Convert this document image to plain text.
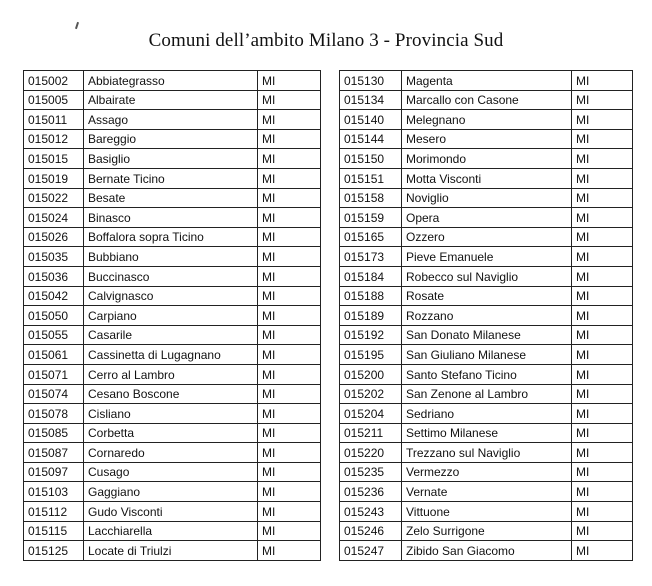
Comuni dell’ambito Milano 3 - Provincia Sud
015002	Abbiategrasso	MI
015005	Albairate	MI
015011	Assago	MI
015012	Bareggio	MI
015015	Basiglio	MI
015019	Bernate Ticino	MI
015022	Besate	MI
015024	Binasco	MI
015026	Boffalora sopra Ticino	MI
015035	Bubbiano	MI
015036	Buccinasco	MI
015042	Calvignasco	MI
015050	Carpiano	MI
015055	Casarile	MI
015061	Cassinetta di Lugagnano	MI
015071	Cerro al Lambro	MI
015074	Cesano Boscone	MI
015078	Cisliano	MI
015085	Corbetta	MI
015087	Cornaredo	MI
015097	Cusago	MI
015103	Gaggiano	MI
015112	Gudo Visconti	MI
015115	Lacchiarella	MI
015125	Locate di Triulzi	MI
015130	Magenta	MI
015134	Marcallo con Casone	MI
015140	Melegnano	MI
015144	Mesero	MI
015150	Morimondo	MI
015151	Motta Visconti	MI
015158	Noviglio	MI
015159	Opera	MI
015165	Ozzero	MI
015173	Pieve Emanuele	MI
015184	Robecco sul Naviglio	MI
015188	Rosate	MI
015189	Rozzano	MI
015192	San Donato Milanese	MI
015195	San Giuliano Milanese	MI
015200	Santo Stefano Ticino	MI
015202	San Zenone al Lambro	MI
015204	Sedriano	MI
015211	Settimo Milanese	MI
015220	Trezzano sul Naviglio	MI
015235	Vermezzo	MI
015236	Vernate	MI
015243	Vittuone	MI
015246	Zelo Surrigone	MI
015247	Zibido San Giacomo	MI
------------
Short task | Repeat verbatim all the material, but not the pictures.

Correct output |
Convert this document image to plain text.
Comuni dell’ambito Milano 3 - Provincia Sud
015002	Abbiategrasso	MI
015005	Albairate	MI
015011	Assago	MI
015012	Bareggio	MI
015015	Basiglio	MI
015019	Bernate Ticino	MI
015022	Besate	MI
015024	Binasco	MI
015026	Boffalora sopra Ticino	MI
015035	Bubbiano	MI
015036	Buccinasco	MI
015042	Calvignasco	MI
015050	Carpiano	MI
015055	Casarile	MI
015061	Cassinetta di Lugagnano	MI
015071	Cerro al Lambro	MI
015074	Cesano Boscone	MI
015078	Cisliano	MI
015085	Corbetta	MI
015087	Cornaredo	MI
015097	Cusago	MI
015103	Gaggiano	MI
015112	Gudo Visconti	MI
015115	Lacchiarella	MI
015125	Locate di Triulzi	MI
015130	Magenta	MI
015134	Marcallo con Casone	MI
015140	Melegnano	MI
015144	Mesero	MI
015150	Morimondo	MI
015151	Motta Visconti	MI
015158	Noviglio	MI
015159	Opera	MI
015165	Ozzero	MI
015173	Pieve Emanuele	MI
015184	Robecco sul Naviglio	MI
015188	Rosate	MI
015189	Rozzano	MI
015192	San Donato Milanese	MI
015195	San Giuliano Milanese	MI
015200	Santo Stefano Ticino	MI
015202	San Zenone al Lambro	MI
015204	Sedriano	MI
015211	Settimo Milanese	MI
015220	Trezzano sul Naviglio	MI
015235	Vermezzo	MI
015236	Vernate	MI
015243	Vittuone	MI
015246	Zelo Surrigone	MI
015247	Zibido San Giacomo	MI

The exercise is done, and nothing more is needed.